**Task to complete**
Without changing a character, return the entries, but not the images they hold.

== Source data

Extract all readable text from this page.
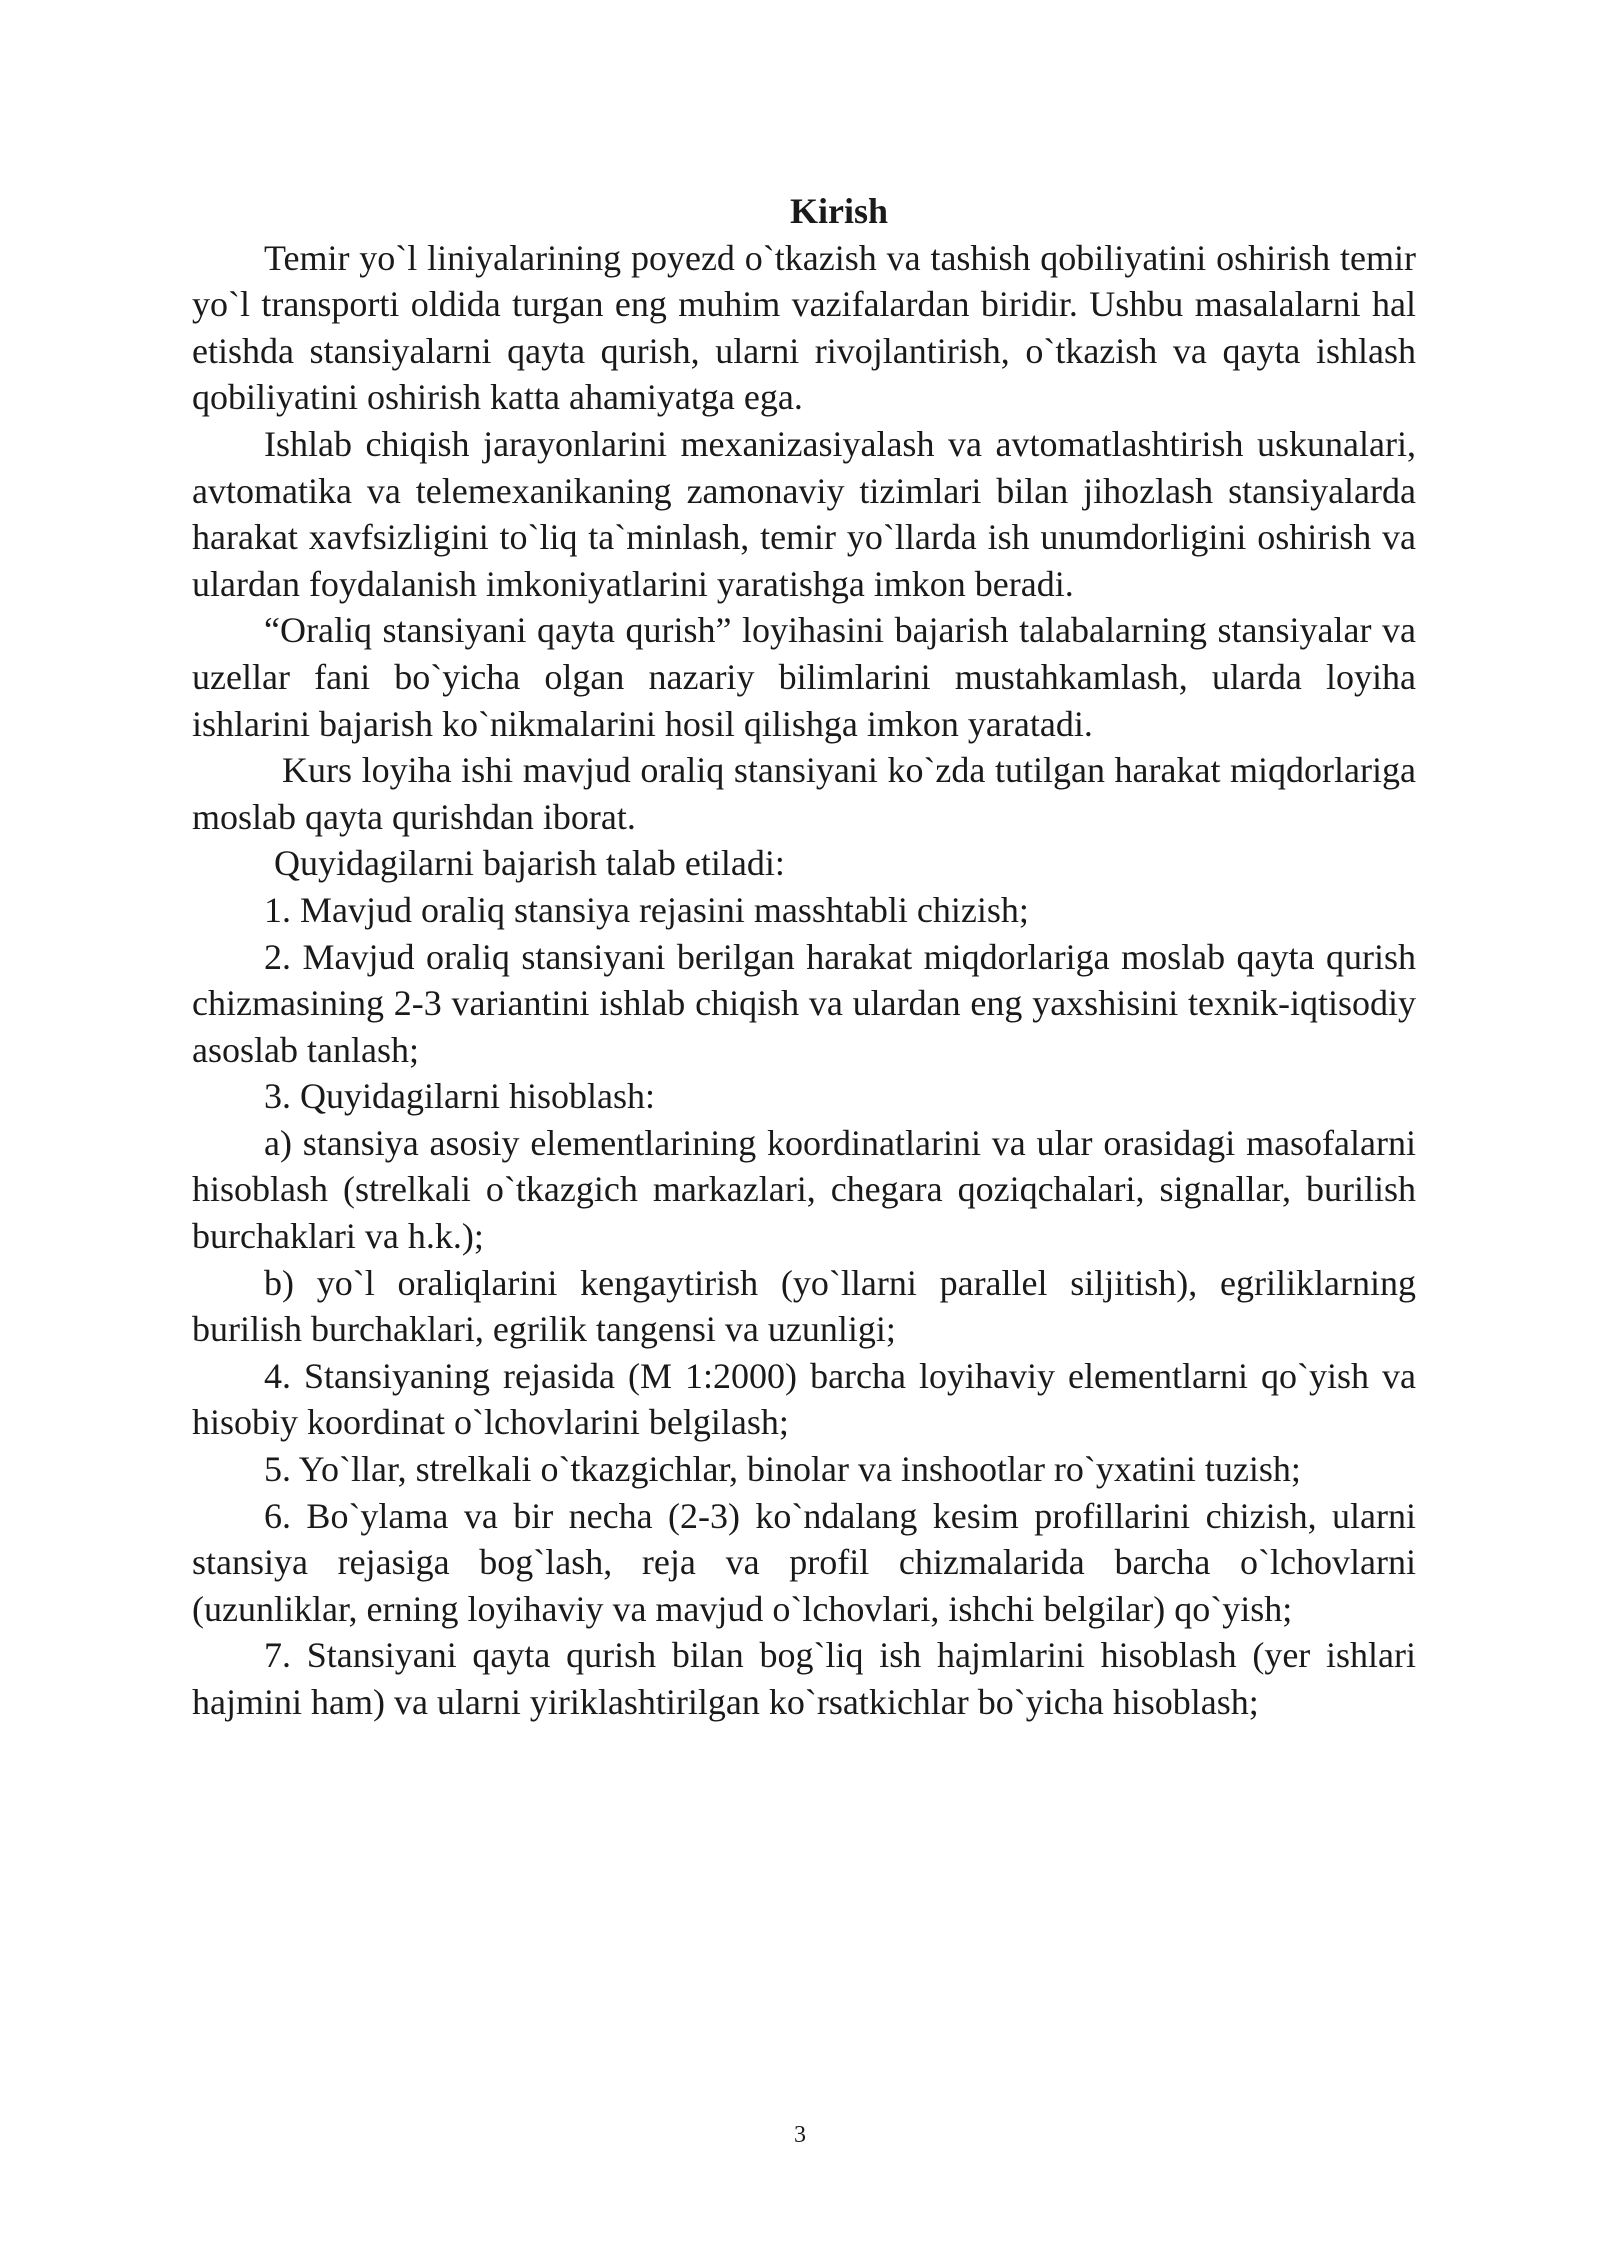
Kirish

Temir yo`l liniyalarining poyezd o`tkazish va tashish qobiliyatini oshirish temir yo`l transporti oldida turgan eng muhim vazifalardan biridir. Ushbu masalalarni hal etishda stansiyalarni qayta qurish, ularni rivojlantirish, o`tkazish va qayta ishlash qobiliyatini oshirish katta ahamiyatga ega.

Ishlab chiqish jarayonlarini mexanizasiyalash va avtomatlashtirish uskunalari, avtomatika va telemexanikaning zamonaviy tizimlari bilan jihozlash stansiyalarda harakat xavfsizligini to`liq ta`minlash, temir yo`llarda ish unumdorligini oshirish va ulardan foydalanish imkoniyatlarini yaratishga imkon beradi.

“Oraliq stansiyani qayta qurish” loyihasini bajarish talabalarning stansiyalar va uzellar fani bo`yicha olgan nazariy bilimlarini mustahkamlash, ularda loyiha ishlarini bajarish ko`nikmalarini hosil qilishga imkon yaratadi.

Kurs loyiha ishi mavjud oraliq stansiyani ko`zda tutilgan harakat miqdorlariga moslab qayta qurishdan iborat.

Quyidagilarni bajarish talab etiladi:

1. Mavjud oraliq stansiya rejasini masshtabli chizish;

2. Mavjud oraliq stansiyani berilgan harakat miqdorlariga moslab qayta qurish chizmasining 2-3 variantini ishlab chiqish va ulardan eng yaxshisini texnik-iqtisodiy asoslab tanlash;

3. Quyidagilarni hisoblash:

a) stansiya asosiy elementlarining koordinatlarini va ular orasidagi masofalarni hisoblash (strelkali o`tkazgich markazlari, chegara qoziqchalari, signallar, burilish burchaklari va h.k.);

b) yo`l oraliqlarini kengaytirish (yo`llarni parallel siljitish), egriliklarning burilish burchaklari, egrilik tangensi va uzunligi;

4. Stansiyaning rejasida (M 1:2000) barcha loyihaviy elementlarni qo`yish va hisobiy koordinat o`lchovlarini belgilash;

5. Yo`llar, strelkali o`tkazgichlar, binolar va inshootlar ro`yxatini tuzish;

6. Bo`ylama va bir necha (2-3) ko`ndalang kesim profillarini chizish, ularni stansiya rejasiga bog`lash, reja va profil chizmalarida barcha o`lchovlarni (uzunliklar, erning loyihaviy va mavjud o`lchovlari, ishchi belgilar) qo`yish;

7. Stansiyani qayta qurish bilan bog`liq ish hajmlarini hisoblash (yer ishlari hajmini ham) va ularni yiriklashtirilgan ko`rsatkichlar bo`yicha hisoblash;

3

====

**Correct output**
Extract all readable text from this page.
Kirish

Temir yo`l liniyalarining poyezd o`tkazish va tashish qobiliyatini oshirish temir yo`l transporti oldida turgan eng muhim vazifalardan biridir. Ushbu masalalarni hal etishda stansiyalarni qayta qurish, ularni rivojlantirish, o`tkazish va qayta ishlash qobiliyatini oshirish katta ahamiyatga ega.

Ishlab chiqish jarayonlarini mexanizasiyalash va avtomatlashtirish uskunalari, avtomatika va telemexanikaning zamonaviy tizimlari bilan jihozlash stansiyalarda harakat xavfsizligini to`liq ta`minlash, temir yo`llarda ish unumdorligini oshirish va ulardan foydalanish imkoniyatlarini yaratishga imkon beradi.

“Oraliq stansiyani qayta qurish” loyihasini bajarish talabalarning stansiyalar va uzellar fani bo`yicha olgan nazariy bilimlarini mustahkamlash, ularda loyiha ishlarini bajarish ko`nikmalarini hosil qilishga imkon yaratadi.

Kurs loyiha ishi mavjud oraliq stansiyani ko`zda tutilgan harakat miqdorlariga moslab qayta qurishdan iborat.

Quyidagilarni bajarish talab etiladi:

1. Mavjud oraliq stansiya rejasini masshtabli chizish;

2. Mavjud oraliq stansiyani berilgan harakat miqdorlariga moslab qayta qurish chizmasining 2-3 variantini ishlab chiqish va ulardan eng yaxshisini texnik-iqtisodiy asoslab tanlash;

3. Quyidagilarni hisoblash:

a) stansiya asosiy elementlarining koordinatlarini va ular orasidagi masofalarni hisoblash (strelkali o`tkazgich markazlari, chegara qoziqchalari, signallar, burilish burchaklari va h.k.);

b) yo`l oraliqlarini kengaytirish (yo`llarni parallel siljitish), egriliklarning burilish burchaklari, egrilik tangensi va uzunligi;

4. Stansiyaning rejasida (M 1:2000) barcha loyihaviy elementlarni qo`yish va hisobiy koordinat o`lchovlarini belgilash;

5. Yo`llar, strelkali o`tkazgichlar, binolar va inshootlar ro`yxatini tuzish;

6. Bo`ylama va bir necha (2-3) ko`ndalang kesim profillarini chizish, ularni stansiya rejasiga bog`lash, reja va profil chizmalarida barcha o`lchovlarni (uzunliklar, erning loyihaviy va mavjud o`lchovlari, ishchi belgilar) qo`yish;

7. Stansiyani qayta qurish bilan bog`liq ish hajmlarini hisoblash (yer ishlari hajmini ham) va ularni yiriklashtirilgan ko`rsatkichlar bo`yicha hisoblash;

3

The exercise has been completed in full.